Using the listing below, copy every line that mentions "this".

==========

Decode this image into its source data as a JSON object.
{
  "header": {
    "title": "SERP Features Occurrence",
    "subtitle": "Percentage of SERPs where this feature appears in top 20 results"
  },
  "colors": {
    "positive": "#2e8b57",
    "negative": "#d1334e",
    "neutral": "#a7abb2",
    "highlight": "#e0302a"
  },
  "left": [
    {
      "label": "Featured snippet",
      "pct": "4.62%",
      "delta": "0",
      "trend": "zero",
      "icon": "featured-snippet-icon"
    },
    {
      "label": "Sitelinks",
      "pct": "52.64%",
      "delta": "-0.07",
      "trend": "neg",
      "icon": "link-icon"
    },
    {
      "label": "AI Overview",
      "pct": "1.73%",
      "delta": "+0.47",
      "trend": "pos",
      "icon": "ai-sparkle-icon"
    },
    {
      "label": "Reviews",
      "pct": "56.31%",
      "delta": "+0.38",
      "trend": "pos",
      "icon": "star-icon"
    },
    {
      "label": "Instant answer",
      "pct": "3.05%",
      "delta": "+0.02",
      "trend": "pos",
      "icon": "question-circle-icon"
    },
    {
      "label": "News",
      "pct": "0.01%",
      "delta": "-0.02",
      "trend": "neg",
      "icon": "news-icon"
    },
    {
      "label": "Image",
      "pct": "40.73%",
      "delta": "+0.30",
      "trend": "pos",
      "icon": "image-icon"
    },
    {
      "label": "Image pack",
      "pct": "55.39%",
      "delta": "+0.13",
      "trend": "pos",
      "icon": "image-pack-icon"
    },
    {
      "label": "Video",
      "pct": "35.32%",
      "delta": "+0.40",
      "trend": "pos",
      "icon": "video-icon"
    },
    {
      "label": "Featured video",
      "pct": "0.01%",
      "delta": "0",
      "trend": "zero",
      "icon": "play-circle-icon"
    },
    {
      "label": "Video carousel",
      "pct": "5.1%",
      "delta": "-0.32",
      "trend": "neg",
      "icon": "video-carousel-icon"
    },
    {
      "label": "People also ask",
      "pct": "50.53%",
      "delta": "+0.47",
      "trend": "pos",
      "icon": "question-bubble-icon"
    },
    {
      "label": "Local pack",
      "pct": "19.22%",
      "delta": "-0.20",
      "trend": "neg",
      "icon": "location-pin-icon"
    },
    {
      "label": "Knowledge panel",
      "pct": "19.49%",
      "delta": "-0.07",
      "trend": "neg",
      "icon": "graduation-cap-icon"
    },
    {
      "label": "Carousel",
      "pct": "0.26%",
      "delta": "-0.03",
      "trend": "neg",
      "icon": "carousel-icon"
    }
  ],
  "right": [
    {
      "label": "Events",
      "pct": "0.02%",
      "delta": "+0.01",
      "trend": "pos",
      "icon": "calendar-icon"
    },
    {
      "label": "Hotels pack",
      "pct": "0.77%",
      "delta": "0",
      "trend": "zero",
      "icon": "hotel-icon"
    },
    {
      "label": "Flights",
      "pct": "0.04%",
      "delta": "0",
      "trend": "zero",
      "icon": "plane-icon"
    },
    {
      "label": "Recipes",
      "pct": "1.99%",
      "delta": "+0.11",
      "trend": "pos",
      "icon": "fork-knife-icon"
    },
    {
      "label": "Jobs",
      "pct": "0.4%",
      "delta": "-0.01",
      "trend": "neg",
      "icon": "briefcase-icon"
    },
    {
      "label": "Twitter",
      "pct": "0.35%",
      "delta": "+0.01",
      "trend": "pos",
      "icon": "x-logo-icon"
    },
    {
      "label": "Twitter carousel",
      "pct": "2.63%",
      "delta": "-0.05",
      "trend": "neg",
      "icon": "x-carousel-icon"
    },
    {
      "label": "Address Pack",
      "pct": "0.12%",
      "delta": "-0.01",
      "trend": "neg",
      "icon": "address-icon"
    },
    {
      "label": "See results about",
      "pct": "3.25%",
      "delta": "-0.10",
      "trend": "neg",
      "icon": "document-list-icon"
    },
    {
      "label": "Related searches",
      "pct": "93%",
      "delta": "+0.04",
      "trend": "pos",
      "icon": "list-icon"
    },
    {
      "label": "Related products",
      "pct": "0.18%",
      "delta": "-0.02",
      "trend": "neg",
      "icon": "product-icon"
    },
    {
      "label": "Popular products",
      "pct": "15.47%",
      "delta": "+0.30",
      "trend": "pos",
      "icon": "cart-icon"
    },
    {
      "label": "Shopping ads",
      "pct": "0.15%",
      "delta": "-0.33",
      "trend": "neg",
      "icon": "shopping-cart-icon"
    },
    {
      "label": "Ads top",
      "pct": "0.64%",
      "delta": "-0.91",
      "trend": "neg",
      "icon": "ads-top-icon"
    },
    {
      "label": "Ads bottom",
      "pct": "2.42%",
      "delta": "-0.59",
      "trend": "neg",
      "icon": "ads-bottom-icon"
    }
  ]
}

==========

- Task result:
Decode this image into its source data as a JSON object.
    "subtitle": "Percentage of SERPs where this feature appears in top 20 results"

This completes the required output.